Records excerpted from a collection
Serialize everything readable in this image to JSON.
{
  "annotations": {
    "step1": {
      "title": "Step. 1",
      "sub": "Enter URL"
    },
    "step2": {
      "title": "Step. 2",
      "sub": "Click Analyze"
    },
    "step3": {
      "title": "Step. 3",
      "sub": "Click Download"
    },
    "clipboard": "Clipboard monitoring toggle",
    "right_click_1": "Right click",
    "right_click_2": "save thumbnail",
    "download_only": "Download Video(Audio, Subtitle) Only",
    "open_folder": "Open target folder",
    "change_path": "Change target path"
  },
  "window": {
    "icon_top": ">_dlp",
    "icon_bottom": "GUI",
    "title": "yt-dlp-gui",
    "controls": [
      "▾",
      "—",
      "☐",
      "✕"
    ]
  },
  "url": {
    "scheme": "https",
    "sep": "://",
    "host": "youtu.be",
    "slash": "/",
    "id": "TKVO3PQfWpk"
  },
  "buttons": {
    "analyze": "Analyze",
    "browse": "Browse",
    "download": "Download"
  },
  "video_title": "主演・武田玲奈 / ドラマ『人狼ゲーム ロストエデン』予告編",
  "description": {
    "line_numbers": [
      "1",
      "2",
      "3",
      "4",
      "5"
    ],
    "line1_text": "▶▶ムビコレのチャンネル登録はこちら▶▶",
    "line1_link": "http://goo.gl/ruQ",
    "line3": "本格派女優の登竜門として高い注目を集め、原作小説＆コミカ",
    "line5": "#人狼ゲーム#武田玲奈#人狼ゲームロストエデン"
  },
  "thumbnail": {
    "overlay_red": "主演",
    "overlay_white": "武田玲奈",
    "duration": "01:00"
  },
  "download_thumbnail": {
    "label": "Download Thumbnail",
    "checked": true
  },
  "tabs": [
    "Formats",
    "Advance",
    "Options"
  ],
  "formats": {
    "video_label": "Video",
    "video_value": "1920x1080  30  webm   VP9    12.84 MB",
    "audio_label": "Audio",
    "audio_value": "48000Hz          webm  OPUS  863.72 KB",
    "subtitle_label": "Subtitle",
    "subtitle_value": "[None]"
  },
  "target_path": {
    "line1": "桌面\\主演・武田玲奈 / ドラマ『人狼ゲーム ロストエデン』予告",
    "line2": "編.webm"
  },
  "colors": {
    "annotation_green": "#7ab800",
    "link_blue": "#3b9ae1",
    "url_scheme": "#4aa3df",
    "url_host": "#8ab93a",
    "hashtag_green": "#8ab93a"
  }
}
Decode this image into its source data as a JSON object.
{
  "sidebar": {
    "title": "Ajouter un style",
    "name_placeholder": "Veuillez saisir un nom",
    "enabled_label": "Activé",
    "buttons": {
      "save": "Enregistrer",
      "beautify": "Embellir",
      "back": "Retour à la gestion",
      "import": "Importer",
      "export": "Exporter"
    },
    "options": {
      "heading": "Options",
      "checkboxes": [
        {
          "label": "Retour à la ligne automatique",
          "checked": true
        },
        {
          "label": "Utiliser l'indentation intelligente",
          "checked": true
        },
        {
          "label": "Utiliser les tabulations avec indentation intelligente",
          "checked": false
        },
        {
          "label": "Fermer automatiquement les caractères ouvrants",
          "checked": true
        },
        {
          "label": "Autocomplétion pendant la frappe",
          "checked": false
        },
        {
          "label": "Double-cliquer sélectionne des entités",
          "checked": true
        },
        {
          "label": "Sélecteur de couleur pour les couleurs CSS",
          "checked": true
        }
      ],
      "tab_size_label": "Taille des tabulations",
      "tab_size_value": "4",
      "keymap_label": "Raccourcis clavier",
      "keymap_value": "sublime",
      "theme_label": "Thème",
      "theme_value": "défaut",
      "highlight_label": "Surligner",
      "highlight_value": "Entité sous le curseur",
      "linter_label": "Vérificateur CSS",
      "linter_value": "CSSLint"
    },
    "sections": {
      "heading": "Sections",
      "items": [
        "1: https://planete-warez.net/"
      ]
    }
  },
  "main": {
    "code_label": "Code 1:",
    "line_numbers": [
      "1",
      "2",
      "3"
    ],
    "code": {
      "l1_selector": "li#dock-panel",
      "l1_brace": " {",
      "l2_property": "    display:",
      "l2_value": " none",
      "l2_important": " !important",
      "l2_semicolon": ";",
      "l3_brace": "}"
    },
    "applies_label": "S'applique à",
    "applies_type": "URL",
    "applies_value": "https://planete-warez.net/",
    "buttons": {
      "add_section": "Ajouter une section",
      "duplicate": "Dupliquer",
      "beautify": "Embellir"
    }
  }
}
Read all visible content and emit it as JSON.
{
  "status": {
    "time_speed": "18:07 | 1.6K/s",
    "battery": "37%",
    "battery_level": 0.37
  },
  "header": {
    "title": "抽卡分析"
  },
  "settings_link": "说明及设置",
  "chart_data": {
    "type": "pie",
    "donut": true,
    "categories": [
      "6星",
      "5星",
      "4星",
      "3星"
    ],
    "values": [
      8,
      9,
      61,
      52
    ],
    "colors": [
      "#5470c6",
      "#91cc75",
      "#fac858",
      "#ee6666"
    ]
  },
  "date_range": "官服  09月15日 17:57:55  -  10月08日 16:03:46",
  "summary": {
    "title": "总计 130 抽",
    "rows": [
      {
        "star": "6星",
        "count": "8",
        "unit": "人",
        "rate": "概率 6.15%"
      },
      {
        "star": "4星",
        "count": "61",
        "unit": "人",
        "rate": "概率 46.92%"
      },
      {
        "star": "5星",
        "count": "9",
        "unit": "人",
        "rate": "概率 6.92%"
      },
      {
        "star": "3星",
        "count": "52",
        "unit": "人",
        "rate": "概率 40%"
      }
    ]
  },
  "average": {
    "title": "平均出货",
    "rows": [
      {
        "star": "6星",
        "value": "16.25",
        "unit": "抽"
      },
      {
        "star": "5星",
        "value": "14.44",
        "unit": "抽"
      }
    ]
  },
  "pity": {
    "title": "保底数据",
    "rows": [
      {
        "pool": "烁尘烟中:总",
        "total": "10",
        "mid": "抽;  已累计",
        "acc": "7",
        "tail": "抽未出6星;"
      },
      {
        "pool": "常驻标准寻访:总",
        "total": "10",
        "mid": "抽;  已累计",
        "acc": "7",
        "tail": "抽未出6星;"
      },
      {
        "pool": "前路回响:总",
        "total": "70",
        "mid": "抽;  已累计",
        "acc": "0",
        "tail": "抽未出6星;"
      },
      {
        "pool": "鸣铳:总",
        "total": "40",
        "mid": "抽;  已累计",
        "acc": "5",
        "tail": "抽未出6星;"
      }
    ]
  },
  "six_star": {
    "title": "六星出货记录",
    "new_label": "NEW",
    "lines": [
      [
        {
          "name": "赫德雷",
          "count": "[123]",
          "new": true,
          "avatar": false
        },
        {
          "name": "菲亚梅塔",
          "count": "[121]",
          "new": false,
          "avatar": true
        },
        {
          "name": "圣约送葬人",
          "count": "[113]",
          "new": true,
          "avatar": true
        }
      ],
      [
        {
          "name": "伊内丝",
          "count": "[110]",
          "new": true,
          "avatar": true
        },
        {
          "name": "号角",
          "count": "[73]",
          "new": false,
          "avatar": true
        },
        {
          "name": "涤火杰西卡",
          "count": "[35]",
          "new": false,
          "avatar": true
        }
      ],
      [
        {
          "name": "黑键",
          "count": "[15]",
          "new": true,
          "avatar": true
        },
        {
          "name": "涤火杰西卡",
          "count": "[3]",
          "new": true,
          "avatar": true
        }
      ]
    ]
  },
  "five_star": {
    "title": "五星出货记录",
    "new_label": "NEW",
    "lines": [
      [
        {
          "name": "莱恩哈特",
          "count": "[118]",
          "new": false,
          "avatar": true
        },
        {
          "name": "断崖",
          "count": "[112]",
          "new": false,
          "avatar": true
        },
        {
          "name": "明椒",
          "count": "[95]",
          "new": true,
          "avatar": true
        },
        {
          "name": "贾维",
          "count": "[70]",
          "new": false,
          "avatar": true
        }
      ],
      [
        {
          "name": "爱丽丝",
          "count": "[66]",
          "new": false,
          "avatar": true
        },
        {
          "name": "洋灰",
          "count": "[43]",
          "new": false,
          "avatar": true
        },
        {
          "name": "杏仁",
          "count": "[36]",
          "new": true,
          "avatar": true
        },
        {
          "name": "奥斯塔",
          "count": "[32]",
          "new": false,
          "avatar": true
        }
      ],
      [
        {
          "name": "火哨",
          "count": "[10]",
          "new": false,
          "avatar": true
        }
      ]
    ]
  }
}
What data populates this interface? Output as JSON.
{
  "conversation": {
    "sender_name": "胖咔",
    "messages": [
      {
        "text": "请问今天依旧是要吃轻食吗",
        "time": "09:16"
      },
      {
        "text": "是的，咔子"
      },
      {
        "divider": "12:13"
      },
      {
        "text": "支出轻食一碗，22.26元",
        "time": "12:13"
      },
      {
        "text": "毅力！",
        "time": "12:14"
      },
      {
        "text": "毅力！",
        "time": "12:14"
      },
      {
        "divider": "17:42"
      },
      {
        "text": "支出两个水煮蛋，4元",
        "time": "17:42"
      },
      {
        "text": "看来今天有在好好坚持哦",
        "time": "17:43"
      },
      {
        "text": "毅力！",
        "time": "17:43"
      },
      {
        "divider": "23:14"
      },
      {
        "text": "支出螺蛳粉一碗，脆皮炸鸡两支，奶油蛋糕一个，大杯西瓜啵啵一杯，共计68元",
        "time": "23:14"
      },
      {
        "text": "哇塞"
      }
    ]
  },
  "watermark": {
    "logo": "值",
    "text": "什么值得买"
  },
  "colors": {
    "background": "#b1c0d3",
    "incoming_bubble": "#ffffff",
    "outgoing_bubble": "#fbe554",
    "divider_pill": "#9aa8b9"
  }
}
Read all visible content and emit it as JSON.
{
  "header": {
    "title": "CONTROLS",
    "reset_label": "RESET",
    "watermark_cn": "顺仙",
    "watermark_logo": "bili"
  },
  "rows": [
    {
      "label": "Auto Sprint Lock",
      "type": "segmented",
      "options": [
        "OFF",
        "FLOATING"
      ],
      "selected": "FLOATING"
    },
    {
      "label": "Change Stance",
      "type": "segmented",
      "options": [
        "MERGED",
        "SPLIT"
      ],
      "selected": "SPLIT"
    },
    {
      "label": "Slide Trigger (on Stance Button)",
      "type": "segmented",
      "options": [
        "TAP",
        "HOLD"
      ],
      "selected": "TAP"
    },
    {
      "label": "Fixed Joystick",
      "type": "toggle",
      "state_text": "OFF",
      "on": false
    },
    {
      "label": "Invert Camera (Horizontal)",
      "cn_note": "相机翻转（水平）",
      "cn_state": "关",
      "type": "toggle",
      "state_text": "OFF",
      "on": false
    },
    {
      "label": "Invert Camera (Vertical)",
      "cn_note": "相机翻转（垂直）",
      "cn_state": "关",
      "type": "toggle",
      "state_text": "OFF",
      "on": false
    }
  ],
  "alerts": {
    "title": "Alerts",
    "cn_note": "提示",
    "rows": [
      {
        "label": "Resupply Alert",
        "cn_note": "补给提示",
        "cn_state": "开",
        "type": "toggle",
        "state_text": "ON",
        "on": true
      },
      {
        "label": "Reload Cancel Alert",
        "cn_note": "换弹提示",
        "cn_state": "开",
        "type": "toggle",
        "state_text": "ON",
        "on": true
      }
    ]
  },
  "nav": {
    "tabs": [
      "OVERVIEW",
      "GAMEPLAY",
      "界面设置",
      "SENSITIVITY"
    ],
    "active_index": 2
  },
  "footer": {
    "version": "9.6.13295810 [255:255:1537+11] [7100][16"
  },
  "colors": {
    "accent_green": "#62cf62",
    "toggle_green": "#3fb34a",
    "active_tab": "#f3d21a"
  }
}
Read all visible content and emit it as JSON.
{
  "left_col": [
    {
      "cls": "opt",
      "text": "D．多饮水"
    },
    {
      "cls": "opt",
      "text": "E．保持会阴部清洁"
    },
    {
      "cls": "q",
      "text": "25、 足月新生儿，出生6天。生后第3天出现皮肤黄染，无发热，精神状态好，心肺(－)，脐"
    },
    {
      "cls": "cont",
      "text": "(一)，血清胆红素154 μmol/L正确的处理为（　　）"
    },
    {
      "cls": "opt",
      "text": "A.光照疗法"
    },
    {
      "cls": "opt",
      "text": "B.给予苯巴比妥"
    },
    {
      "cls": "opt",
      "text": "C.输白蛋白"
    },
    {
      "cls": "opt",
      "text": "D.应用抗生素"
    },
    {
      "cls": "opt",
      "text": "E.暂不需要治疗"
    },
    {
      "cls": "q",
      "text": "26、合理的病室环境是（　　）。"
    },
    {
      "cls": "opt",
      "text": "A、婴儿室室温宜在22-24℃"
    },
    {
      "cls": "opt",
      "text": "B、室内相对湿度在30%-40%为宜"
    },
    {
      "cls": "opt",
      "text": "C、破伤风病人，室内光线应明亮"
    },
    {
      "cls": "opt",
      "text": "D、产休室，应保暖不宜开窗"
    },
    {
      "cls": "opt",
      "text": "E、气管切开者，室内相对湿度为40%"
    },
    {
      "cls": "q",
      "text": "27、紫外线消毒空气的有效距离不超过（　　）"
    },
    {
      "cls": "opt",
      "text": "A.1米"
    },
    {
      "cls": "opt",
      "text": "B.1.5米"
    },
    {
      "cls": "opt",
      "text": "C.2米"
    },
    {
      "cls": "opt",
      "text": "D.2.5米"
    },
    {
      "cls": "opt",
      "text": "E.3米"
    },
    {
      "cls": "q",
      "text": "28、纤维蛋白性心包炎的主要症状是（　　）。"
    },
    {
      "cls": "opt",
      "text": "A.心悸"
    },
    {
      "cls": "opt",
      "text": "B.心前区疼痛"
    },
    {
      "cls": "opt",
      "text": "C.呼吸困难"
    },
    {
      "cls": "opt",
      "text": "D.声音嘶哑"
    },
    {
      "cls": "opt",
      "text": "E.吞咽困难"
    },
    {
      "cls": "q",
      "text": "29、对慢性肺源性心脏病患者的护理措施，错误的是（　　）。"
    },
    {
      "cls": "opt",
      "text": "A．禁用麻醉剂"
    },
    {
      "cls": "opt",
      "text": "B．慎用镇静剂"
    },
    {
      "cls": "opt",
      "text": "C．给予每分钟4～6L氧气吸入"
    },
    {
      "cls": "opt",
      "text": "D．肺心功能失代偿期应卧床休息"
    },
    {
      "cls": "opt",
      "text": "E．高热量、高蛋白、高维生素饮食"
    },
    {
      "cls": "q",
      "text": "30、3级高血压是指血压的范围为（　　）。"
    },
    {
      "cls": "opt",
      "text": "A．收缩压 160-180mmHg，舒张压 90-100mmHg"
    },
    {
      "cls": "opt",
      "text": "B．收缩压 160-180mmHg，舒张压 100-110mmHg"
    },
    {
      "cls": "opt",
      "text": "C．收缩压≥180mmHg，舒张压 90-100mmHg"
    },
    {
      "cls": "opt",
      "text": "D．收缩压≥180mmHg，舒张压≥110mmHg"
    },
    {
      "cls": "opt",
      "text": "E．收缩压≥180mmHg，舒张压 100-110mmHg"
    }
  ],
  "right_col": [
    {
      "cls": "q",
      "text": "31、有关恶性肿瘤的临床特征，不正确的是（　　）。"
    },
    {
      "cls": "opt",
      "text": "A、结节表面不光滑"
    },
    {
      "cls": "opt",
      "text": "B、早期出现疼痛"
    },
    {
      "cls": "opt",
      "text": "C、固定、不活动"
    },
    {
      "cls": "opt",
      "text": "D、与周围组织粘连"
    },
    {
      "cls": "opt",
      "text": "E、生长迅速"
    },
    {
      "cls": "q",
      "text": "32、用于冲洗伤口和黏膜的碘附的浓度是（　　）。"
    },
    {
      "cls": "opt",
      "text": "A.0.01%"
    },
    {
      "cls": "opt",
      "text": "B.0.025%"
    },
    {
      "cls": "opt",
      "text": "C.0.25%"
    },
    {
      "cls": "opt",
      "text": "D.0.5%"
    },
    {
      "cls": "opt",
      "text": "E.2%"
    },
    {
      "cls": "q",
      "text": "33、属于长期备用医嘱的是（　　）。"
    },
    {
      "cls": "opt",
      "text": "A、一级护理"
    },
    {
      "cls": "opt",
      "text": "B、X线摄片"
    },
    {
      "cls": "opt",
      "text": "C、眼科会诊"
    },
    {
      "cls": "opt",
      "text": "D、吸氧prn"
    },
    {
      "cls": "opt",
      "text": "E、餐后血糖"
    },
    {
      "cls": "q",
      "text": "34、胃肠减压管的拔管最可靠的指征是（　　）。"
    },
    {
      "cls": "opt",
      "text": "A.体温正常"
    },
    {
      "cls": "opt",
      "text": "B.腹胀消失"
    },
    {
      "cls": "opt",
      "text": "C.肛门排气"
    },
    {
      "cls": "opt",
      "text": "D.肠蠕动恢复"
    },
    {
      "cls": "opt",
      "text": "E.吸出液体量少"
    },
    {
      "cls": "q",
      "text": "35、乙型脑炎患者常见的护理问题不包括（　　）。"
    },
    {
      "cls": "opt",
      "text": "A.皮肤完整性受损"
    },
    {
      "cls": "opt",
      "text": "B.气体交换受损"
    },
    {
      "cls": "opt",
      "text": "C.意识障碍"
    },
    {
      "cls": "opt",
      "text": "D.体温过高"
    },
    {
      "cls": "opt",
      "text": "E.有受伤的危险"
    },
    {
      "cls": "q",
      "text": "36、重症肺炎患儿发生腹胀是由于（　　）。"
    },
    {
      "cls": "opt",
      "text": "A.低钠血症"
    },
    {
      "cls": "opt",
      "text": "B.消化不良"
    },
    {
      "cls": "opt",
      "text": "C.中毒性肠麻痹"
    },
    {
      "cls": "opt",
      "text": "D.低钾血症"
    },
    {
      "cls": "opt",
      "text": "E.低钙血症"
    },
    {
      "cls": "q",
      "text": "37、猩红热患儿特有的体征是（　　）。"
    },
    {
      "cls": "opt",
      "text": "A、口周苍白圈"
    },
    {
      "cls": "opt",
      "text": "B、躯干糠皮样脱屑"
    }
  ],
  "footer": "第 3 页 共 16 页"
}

» **Instructions for the task**
Work out the count of lines containing the word "Utiliser", then write only that count.

» **Answer for this exercise**
2